The Santos Ltd (ASX: STO) share price is sliding in early trade, down 3%.
Santos closed at $7.40 per share yesterday and is currently trading for $7.18.
Below we look at the highlights from the ASX 200 energy company’s 2021 full year financial results.
Note that this is the first time Santos is releasing results since its merger with former competitor Oil Search was completed in December.
Santos share price slides despite record free cash flow
- Product sales revenue of US$4.71 billion, up 39% year-on-year
- EBITDAX (earnings before interest, tax, depreciation, depletion, exploration, evaluation and impairment) of US$2.81 billion, up 48% from US$1.90 billion in 2020.
- Underlying profit increased 230% to US$946 million
- Final dividend 5 US cents per share (cps), 70% franked, up from 5.0 cps in 2020
What else happened during the year?
In 2021, Santos produced 92.1 million of barrels of oil equivalent (mmboe), up 3% from the prior year.
Sales volume slipped however, down 3% to 104.2 mmboe from 107.1 mmboe the prior year.
2021 saw Santos deliver a net profit after tax (NPAT) of US$658 million, up 284% year-on-year. The company said 2021 NPAT includes losses incurred on commodity hedging and costs associated with acquisitions and one-off tax adjustments. It attributed the NPAT leap to significant impairment that were included in its 2020 reporting.
Santos also saw its free cash flow hit a record high, surging by 103% year-on-year to US$1.50 billion.
It credited the growth in overall results to higher oil and LNG prices over the year along with the 3 weeks contribution from the Oil Search assets during the final stretch of 2021.
What did management say?

- - - -

*EXERCISES TO COMPLETE*:
• 1. According to the Santos results article, by what percentage did free cash flow grow in 2021, and what figure did it reach?
• 2. Pick up the Santos results article after its final line and write the next part.

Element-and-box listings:
- - - -

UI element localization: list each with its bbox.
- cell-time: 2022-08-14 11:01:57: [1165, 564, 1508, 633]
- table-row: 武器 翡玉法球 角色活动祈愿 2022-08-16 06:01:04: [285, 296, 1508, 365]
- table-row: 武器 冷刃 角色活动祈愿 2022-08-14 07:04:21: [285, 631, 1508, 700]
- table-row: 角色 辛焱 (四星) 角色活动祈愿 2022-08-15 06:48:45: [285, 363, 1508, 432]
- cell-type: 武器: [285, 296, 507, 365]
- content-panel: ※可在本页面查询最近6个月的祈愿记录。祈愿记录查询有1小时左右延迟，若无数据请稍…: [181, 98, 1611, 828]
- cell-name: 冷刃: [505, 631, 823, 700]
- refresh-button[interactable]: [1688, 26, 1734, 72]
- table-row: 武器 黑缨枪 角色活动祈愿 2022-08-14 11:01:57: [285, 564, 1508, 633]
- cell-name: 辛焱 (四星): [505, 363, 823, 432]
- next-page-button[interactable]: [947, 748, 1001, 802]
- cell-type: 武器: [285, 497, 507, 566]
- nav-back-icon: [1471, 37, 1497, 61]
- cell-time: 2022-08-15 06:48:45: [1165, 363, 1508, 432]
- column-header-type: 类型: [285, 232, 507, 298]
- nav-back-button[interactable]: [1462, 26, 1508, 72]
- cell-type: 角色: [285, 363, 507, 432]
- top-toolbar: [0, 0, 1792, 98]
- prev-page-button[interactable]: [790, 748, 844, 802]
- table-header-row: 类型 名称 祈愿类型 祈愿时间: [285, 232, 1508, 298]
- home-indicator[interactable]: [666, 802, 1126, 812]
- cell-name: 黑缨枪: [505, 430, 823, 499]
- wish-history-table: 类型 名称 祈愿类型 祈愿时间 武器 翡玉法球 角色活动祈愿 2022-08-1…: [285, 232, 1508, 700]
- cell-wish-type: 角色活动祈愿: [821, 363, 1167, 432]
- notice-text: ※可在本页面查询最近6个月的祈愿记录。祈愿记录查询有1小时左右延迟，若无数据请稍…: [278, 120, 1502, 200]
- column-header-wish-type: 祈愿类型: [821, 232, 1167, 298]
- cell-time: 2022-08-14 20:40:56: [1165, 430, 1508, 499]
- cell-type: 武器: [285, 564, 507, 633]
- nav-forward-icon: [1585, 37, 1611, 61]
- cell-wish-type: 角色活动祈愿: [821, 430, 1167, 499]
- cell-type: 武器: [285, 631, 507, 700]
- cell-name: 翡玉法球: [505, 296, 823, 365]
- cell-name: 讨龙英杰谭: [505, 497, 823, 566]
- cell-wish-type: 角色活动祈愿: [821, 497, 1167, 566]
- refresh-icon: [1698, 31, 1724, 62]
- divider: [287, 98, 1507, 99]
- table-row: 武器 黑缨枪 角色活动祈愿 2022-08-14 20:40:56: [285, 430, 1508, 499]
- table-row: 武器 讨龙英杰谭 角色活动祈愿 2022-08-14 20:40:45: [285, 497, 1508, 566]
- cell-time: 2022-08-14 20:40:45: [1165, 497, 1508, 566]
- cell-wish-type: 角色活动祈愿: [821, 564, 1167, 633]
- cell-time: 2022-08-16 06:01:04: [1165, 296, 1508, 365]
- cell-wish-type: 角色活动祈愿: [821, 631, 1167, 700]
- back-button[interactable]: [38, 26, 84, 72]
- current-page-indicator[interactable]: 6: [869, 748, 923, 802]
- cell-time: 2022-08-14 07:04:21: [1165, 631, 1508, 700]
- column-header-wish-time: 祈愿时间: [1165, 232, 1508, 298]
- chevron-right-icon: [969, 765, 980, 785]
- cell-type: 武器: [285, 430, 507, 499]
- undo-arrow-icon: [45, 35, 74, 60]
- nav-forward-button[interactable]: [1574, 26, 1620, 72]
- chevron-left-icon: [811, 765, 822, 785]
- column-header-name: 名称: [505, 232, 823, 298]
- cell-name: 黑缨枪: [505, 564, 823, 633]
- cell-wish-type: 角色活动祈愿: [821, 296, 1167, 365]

- - - -

*ANSWER SET*:
• 1. Free cash flow rose 103% year-on-year to a record US$1.50 billion.

• 2.
Commenting on the results, Santos CEO Kevin Gallagher said:
The highlight of the year was the completion of our merger with Oil Search. The merger delivers increased scale and capacity to drive our disciplined, low-cost operating model and unrivalled growth opportunities over the next decade – all with a vision of becoming a global leader in the energy transition…
2021 brought global energy security into the spotlight with higher prices and a supply crunch in the wake of rapidly recovering demand and a lack of investment in new supply.
It is vitally important that investment in new supply occurs and in a sustainable way. At Santos, we are focussed on supplying critical fuels more sustainably to meet society’s demand.
What’s next?
Santos forecasts that 2022 production will increase to 100–110 million mmboe. It expects sales volumes in the range of 110–120 mmboe.
The ASX 200 energy giant forecasts spending on major growth projects to be around US$1.15–US$1.3 billion. Working off an average oil price of US$65 per barrel in 2022, it expects to generate enough free cash flow to fund that growth.
While this year’s final dividend carried 70% franking credits, Santos said that based on its carry-forward tax losses, it is unlikely to generate franking credits for the next several years.
Santos share price snapshot
The Santos share price has gained 9% so far in 2022, compared to a loss of 5% posted by the S&P/ASX 200 Index (ASX: XJO).
The post Profit surge fails to boost Santos (ASX:STO) share price today appeared first on The Motley Fool Australia.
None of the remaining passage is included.